EXCERPT TO READ |
════════

Summary — H 3082 (House Docket No. 3985) — “An Act establishing an excise tax on guns and ammunition”

Status & key dates
- Introduced (MA): January 14, 2025; prefiled December 5, 2024.
- Referred to Committee on Judiciary (1/14/2025) and to Committee on Revenue (2/27/2025). Senate concurred (2/27/2025). Hearing scheduled: 09/29/2025 (1:00–5:00 PM, A-1).
- Sponsor: Rep. Mindy Domb (3rd Hampshire).
- Note: the packet provided includes unrelated South Carolina Family Court draft language; the summary below concerns the Massachusetts bill text authorizing an excise tax on firearms and ammunition.

Purpose and intent
- Establish a dedicated revenue stream to fund community-based public health interventions and research to prevent gun violence, and to provide services for gun-violence survivors and victims’ family members.

Main provisions
1. Public Health and Safety Fund (Chapter 29, new §2IIIII)
- Creates a separate fund administered by the Secretary of Health and Human Services in consultation with the Secretary of Public Safety and Security.
- Credits to the fund are the revenues from the new firearms and ammunition excises (see below).

════════

RECORDED DATA |

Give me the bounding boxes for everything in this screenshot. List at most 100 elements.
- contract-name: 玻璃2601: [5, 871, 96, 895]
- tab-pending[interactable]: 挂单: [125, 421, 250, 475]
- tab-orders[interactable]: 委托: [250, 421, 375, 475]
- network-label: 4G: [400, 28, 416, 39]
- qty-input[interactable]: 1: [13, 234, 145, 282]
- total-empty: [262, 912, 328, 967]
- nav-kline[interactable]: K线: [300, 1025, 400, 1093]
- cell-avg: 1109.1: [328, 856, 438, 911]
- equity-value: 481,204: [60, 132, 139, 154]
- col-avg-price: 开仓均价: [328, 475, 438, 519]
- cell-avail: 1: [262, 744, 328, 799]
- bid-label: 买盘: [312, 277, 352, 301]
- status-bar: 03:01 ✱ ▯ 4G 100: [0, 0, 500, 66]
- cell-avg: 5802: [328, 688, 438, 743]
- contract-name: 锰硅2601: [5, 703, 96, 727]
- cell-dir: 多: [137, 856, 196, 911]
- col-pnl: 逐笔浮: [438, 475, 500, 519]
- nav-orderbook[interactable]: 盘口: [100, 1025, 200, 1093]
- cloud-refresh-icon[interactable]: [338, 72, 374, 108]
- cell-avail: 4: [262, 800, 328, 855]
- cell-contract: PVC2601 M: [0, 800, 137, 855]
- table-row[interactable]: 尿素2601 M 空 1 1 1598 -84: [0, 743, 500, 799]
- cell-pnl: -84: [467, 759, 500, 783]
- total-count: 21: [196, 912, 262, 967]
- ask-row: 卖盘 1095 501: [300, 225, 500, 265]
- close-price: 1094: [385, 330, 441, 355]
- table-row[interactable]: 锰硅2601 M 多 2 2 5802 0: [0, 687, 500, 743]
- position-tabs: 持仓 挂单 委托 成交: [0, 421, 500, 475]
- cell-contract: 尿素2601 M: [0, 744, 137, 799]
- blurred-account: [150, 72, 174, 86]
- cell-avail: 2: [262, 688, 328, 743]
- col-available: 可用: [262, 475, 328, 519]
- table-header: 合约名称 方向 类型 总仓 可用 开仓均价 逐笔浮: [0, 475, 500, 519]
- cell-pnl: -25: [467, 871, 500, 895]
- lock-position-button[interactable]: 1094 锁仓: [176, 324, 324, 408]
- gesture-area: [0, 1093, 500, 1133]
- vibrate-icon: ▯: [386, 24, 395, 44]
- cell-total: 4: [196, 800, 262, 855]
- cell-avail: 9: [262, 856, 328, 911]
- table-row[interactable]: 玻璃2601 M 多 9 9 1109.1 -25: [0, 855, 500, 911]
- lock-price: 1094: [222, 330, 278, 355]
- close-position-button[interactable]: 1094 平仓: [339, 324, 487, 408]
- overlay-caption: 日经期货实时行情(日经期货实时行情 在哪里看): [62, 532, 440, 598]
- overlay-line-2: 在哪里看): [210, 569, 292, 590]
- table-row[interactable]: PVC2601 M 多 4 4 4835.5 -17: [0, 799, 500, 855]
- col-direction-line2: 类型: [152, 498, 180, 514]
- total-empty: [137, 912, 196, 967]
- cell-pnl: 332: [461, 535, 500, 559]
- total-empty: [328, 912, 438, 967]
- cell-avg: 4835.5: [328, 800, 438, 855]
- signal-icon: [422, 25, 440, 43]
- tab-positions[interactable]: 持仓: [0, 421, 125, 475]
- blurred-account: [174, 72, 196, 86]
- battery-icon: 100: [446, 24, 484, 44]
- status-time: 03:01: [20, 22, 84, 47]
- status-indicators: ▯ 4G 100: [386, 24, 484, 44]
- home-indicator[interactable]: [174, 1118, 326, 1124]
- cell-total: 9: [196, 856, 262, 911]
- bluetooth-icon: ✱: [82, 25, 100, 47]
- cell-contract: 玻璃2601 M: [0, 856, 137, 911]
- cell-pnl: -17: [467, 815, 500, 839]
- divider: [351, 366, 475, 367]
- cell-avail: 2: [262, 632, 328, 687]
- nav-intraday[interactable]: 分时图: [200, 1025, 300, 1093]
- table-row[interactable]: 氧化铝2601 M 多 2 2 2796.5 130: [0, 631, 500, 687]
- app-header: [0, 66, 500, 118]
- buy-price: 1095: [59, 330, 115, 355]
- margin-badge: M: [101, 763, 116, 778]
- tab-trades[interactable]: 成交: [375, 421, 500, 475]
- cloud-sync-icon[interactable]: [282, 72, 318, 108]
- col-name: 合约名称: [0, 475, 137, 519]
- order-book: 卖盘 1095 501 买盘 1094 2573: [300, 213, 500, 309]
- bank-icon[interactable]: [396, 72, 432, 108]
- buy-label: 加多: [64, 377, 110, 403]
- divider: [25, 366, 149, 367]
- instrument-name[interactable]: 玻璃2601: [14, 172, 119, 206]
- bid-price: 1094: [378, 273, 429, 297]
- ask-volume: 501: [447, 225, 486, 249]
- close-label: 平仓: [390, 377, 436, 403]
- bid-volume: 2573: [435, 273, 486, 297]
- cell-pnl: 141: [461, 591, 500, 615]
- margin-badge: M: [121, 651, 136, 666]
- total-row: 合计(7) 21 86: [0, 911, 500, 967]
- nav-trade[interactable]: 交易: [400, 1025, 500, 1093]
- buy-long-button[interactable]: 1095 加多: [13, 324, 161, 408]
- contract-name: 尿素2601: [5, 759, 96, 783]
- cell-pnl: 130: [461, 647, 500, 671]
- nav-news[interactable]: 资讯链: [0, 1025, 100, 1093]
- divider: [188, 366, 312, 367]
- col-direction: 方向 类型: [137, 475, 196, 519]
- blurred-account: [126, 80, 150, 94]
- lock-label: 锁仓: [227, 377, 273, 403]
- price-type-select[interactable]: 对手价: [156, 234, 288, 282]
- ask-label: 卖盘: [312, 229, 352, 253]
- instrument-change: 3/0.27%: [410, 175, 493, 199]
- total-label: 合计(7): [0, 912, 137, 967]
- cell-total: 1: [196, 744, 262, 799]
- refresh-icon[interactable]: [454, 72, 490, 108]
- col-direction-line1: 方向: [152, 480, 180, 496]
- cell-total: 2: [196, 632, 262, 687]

════════

Continue the summary of the Massachusetts bill on an excise tax for guns and ammunition, starting right after its last sentence.

- Text states amounts credited “shall not be subject to further appropriation” and that unspent money does not revert to the General Fund and remains available in subsequent years.

  1. Firearms excise (amendment to Chapter 140, §122)

    • Imposes an excise equal to 4.75% of the wholesale value of each firearm sold or supplied by a licensed seller.
    • Revenues, penalties, interest, etc., net of refunds/abatements, are credited to the Public Health and Safety Fund.
  2. Ammunition excise (amendment to Chapter 140, §122B)

    • Imposes an excise equal to 4.75% of the wholesale value of a single round for each round of ammunition sold or supplied by a licensed seller.
    • Revenues credited to the Public Health and Safety Fund as above.
  3. Reporting and penalties (new §122B½)

    • Every licensee under §§122 and 122B must file, by the 20th day of each month, a return for each place of business stating quantities of firearms and ammunition sold in the prior month and any additional information the Commissioner of Revenue requires.
    • If a licensee ceases sales, an immediate final return is required.
    • Failure to file results in a $1,000 penalty per failure; penalty assessed by notice and collected like a tax.
  4. Administration and implementation

    • Commissioner of Revenue must promulgate regulations necessary to implement the act.

Who is affected
- Primary: licensed firearms and ammunition sellers (dealers, wholesalers) in Massachusetts — they must remit the excise, report monthly, and face penalties for noncompliance.
- Secondary: consumers — excise may be passed through in retail prices.
- State agencies: Commissioner of Revenue (administration and enforcement); Secretary of HHS and Secretary of Public Safety and Security (fund administration and program oversight).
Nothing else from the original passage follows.